Stored entries:
:::::

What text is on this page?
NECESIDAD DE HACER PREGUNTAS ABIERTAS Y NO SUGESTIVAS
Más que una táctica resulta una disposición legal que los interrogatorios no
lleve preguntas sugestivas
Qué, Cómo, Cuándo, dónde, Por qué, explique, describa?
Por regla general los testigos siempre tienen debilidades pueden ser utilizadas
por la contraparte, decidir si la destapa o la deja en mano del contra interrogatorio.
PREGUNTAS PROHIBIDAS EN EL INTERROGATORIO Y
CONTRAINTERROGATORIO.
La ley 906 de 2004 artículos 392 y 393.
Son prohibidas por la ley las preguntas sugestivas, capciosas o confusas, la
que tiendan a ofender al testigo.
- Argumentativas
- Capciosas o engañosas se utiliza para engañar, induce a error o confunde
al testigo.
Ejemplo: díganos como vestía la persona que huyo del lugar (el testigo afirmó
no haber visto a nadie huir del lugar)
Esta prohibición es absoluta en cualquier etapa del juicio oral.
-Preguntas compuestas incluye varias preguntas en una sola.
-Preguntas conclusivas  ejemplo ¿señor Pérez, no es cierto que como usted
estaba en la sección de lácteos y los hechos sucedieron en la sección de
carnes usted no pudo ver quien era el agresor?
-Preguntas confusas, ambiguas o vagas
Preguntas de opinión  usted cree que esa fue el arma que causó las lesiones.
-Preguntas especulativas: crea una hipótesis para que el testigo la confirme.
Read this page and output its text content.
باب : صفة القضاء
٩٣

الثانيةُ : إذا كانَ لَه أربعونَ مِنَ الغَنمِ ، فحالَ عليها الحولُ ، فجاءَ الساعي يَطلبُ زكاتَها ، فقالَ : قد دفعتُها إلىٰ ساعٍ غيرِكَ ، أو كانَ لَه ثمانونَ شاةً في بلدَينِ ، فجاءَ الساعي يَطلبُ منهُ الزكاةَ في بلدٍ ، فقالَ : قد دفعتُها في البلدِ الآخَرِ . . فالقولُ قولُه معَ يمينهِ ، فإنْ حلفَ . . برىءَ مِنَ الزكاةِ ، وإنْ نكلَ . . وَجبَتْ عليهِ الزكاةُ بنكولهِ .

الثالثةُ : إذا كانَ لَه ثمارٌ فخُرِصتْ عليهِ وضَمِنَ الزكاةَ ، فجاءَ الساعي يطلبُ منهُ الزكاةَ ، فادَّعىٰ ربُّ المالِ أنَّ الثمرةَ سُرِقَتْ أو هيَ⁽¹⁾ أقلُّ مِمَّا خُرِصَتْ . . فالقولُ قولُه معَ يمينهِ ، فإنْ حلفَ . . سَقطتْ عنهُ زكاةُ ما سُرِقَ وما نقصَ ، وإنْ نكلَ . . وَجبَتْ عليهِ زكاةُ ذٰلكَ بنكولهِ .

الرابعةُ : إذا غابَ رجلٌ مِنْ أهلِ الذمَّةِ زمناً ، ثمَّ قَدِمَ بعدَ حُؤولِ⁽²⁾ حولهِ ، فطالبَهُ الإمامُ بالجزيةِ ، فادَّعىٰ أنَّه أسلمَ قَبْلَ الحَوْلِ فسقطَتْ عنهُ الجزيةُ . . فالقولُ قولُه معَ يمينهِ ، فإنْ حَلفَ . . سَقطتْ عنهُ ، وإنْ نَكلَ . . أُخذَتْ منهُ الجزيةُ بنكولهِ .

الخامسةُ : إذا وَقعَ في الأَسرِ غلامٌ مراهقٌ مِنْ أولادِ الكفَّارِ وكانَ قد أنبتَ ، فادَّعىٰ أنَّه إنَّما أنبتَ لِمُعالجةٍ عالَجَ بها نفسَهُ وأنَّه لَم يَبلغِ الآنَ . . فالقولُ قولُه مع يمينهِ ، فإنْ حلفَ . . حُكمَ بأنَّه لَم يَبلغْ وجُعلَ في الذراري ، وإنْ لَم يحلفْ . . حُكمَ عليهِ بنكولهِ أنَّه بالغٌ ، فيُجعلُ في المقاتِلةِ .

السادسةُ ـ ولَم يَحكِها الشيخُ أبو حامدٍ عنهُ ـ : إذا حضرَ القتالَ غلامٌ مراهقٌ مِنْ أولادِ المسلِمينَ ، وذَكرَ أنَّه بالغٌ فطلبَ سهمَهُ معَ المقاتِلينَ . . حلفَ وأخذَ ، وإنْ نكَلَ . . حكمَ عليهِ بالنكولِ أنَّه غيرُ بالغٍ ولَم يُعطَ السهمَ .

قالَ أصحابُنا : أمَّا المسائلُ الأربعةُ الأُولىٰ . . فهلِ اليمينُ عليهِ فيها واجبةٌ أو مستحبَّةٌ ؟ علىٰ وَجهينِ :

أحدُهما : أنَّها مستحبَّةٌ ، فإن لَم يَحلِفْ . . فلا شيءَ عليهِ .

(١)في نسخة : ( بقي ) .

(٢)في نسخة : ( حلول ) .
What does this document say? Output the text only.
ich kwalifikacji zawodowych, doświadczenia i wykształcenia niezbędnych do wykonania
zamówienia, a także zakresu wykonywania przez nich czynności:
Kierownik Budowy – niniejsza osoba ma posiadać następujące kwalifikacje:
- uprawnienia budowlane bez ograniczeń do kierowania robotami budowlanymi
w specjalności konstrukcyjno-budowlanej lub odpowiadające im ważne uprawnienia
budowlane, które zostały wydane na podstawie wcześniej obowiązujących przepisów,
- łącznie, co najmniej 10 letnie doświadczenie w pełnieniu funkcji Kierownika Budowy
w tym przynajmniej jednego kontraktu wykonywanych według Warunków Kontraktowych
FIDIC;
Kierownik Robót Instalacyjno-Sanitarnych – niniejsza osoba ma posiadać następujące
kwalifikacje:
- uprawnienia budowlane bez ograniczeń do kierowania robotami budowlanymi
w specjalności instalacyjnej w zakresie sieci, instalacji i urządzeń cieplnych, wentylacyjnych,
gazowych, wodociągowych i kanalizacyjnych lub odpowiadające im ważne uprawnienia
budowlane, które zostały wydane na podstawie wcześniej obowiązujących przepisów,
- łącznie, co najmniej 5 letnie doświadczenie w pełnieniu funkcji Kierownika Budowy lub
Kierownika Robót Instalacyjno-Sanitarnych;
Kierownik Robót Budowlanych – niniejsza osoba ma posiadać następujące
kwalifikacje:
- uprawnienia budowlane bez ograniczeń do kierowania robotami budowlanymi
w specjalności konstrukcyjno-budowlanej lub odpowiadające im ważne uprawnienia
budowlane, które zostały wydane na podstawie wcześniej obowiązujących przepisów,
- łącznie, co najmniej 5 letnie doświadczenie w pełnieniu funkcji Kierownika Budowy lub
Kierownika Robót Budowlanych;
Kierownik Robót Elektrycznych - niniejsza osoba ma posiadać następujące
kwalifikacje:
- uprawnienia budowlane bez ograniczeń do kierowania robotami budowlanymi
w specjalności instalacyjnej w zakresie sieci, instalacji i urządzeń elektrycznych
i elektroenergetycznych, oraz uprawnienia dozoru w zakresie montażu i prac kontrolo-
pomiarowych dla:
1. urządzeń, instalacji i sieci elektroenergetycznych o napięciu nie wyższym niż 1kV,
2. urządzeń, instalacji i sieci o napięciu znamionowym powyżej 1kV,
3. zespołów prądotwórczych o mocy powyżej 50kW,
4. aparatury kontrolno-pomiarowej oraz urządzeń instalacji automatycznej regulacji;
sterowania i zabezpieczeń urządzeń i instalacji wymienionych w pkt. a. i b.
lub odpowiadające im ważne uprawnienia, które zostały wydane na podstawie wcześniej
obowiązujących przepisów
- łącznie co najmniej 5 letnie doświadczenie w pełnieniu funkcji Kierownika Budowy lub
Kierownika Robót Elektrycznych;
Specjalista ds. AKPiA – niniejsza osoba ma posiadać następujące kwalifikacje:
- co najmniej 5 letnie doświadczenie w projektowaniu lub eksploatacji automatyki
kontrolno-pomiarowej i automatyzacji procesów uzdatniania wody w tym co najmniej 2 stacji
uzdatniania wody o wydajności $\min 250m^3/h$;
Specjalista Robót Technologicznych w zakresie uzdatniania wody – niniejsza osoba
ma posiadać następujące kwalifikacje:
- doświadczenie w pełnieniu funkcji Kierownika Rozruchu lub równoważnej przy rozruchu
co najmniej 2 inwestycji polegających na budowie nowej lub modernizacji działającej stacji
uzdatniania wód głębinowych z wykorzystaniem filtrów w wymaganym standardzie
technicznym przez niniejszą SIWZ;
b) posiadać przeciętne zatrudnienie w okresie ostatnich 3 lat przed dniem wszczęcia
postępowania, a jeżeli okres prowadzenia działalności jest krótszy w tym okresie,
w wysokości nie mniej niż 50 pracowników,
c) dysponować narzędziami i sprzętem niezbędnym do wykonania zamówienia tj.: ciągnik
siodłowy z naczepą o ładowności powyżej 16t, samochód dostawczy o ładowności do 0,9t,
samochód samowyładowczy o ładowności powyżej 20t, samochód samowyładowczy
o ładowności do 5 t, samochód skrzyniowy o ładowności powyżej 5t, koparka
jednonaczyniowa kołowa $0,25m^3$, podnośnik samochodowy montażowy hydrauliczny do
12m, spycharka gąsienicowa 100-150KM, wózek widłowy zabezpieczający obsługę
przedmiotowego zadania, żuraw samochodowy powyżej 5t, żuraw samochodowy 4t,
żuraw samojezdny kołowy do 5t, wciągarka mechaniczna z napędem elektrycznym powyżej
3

:::::

Count each line above in which the string "ładowności" appears, then state only the total.

- THE RESULT -
3